» **SHORT TASK**
Please pull out every line that includes the string "перемішуємо".

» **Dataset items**
-- START --
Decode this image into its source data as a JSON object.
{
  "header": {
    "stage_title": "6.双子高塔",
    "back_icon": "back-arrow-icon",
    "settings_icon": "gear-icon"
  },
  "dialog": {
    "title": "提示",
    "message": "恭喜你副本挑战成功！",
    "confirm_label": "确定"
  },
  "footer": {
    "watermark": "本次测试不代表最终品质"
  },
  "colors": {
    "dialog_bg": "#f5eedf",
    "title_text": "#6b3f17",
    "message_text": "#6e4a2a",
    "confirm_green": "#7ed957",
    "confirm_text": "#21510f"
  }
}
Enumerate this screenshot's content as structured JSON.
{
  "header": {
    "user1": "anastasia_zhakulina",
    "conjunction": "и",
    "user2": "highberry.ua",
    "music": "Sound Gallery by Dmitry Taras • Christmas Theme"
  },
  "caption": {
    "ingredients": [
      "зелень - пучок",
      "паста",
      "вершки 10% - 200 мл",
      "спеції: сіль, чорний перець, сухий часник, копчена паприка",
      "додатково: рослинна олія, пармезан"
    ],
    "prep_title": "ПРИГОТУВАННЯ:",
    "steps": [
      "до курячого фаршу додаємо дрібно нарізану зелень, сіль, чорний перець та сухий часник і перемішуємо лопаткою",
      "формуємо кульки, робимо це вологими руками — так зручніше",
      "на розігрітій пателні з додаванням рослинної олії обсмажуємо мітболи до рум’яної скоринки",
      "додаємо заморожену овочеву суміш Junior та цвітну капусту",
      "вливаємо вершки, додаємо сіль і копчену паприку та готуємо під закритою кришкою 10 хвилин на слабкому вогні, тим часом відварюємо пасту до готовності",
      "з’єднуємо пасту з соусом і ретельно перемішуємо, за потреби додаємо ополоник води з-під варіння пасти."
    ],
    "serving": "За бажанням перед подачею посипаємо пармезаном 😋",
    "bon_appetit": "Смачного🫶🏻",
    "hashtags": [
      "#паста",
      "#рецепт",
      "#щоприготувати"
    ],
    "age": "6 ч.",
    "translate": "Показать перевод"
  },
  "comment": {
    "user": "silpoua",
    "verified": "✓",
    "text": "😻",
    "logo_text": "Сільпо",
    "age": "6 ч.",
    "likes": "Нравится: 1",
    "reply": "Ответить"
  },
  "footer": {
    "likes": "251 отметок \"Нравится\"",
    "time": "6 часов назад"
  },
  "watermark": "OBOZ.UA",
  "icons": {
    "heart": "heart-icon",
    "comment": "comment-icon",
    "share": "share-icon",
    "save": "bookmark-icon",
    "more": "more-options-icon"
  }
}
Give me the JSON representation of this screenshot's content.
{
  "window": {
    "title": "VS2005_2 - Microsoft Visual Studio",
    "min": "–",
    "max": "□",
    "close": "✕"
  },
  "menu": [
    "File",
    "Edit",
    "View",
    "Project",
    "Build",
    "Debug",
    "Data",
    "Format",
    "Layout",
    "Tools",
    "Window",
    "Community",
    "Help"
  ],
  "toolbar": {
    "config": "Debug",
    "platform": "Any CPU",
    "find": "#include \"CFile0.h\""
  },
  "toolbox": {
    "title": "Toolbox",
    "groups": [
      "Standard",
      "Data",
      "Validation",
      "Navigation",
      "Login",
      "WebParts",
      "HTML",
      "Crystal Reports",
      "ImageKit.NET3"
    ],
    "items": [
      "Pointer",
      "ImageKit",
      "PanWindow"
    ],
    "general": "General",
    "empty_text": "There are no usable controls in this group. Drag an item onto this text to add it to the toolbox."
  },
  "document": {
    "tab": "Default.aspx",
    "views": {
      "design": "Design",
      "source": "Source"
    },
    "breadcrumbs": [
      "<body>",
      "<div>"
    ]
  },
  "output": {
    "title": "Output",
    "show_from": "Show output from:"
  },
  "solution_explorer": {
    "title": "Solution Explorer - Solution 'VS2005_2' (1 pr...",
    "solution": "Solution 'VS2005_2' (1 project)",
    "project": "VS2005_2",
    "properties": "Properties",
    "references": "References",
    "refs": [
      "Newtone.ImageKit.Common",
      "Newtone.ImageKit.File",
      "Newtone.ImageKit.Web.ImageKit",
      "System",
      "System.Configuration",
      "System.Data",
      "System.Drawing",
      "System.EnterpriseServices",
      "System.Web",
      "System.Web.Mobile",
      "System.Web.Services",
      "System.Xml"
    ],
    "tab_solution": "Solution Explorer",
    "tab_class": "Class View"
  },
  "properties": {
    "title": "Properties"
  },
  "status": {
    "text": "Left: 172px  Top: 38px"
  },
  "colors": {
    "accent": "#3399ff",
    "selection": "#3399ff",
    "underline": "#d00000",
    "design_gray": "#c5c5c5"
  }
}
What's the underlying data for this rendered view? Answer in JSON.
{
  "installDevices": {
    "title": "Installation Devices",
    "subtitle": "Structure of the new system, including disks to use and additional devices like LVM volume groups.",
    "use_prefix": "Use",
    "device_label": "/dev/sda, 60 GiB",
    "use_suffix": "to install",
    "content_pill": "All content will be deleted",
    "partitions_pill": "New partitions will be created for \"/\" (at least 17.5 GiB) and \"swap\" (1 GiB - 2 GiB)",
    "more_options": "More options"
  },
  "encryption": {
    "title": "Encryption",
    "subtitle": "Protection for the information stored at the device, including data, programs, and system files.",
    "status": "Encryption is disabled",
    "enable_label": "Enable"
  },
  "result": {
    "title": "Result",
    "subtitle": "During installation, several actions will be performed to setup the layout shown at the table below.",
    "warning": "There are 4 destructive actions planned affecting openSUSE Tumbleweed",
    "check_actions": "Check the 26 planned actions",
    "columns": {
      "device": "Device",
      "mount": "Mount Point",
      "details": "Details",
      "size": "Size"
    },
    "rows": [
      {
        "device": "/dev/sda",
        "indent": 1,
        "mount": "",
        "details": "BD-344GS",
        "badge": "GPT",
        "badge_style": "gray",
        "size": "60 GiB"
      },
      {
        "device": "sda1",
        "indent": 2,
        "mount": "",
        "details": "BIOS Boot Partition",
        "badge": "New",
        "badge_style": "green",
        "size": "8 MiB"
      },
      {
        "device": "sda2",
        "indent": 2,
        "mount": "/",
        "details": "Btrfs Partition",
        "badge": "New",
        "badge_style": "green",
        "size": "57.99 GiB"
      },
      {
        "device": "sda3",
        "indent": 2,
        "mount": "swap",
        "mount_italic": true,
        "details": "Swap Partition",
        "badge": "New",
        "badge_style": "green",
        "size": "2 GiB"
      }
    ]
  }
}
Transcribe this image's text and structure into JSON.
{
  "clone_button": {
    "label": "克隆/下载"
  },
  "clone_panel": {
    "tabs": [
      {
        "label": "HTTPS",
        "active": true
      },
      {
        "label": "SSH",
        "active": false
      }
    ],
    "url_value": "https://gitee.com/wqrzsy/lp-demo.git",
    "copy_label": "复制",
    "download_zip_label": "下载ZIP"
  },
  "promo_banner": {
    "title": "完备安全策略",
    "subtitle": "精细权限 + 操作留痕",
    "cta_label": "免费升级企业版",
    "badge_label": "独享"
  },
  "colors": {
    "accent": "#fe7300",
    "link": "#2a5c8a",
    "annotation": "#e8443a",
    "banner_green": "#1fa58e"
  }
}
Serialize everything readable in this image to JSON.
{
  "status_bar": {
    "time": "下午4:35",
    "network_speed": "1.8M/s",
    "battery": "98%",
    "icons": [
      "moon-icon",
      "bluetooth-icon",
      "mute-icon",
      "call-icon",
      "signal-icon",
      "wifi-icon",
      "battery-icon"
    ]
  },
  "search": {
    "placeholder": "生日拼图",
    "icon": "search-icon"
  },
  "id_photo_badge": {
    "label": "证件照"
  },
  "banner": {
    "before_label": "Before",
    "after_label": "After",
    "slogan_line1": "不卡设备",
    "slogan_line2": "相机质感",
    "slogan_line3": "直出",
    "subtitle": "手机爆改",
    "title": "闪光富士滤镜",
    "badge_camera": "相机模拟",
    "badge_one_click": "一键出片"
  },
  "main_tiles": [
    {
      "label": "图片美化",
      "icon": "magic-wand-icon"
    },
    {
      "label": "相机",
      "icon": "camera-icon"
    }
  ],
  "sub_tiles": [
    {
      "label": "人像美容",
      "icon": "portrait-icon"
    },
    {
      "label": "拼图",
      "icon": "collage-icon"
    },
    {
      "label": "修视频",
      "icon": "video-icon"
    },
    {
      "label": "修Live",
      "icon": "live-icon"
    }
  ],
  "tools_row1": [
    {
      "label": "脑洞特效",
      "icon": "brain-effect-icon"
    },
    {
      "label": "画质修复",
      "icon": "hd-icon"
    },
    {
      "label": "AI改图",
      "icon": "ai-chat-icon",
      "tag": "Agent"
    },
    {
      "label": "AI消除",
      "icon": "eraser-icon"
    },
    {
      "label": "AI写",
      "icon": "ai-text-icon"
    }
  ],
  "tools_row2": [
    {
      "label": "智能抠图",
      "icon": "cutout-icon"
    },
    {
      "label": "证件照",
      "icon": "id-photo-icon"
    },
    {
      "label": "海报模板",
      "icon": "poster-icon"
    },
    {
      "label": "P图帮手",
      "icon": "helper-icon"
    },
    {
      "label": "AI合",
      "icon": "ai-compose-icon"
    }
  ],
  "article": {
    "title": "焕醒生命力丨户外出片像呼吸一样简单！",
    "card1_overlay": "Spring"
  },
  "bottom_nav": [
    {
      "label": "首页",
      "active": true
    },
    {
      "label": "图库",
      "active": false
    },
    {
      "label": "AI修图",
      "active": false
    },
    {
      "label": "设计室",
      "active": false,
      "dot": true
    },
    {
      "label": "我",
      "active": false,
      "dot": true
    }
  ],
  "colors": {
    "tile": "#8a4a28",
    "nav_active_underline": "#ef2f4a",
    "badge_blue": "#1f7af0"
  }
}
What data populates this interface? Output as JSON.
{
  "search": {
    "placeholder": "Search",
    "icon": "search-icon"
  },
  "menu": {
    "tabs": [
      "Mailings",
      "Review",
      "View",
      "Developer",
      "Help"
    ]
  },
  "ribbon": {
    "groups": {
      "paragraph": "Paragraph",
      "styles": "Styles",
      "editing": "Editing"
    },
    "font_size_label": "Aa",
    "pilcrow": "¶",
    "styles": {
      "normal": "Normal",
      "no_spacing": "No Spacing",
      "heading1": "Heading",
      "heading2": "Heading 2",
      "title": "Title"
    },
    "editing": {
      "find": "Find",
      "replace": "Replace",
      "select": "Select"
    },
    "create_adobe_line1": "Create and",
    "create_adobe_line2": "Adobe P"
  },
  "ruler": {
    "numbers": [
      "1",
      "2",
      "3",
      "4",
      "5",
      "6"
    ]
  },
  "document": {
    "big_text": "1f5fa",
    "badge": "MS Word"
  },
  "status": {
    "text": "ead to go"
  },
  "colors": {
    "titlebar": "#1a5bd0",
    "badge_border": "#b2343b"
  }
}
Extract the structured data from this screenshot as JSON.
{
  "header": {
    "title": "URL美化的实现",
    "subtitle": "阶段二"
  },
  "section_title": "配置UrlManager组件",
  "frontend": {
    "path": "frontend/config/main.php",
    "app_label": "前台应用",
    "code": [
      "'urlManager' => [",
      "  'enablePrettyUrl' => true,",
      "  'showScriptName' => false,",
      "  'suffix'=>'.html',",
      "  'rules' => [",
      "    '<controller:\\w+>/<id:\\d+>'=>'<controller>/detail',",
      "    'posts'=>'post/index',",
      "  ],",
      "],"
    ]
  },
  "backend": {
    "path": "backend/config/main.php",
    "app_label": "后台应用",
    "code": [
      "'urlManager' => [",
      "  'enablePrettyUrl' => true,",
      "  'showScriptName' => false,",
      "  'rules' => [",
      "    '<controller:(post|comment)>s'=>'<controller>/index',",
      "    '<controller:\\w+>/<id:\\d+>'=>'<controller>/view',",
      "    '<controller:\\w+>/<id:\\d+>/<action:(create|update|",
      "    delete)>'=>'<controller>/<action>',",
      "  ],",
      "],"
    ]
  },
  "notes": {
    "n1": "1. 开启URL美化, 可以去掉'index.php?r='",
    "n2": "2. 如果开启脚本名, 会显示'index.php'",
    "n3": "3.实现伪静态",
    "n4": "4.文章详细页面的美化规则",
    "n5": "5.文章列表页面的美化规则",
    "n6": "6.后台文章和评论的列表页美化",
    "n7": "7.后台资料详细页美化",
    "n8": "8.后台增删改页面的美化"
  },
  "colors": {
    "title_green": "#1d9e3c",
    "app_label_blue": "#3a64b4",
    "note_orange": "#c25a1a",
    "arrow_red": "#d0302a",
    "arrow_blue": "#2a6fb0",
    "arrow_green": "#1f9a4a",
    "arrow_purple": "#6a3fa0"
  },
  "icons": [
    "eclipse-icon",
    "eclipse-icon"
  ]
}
-- END --
» **ANSWER TO THIS PROBLEM**
      "до курячого фаршу додаємо дрібно нарізану зелень, сіль, чорний перець та сухий часник і перемішуємо лопаткою",
      "з’єднуємо пасту з соусом і ретельно перемішуємо, за потреби додаємо ополоник води з-під варіння пасти."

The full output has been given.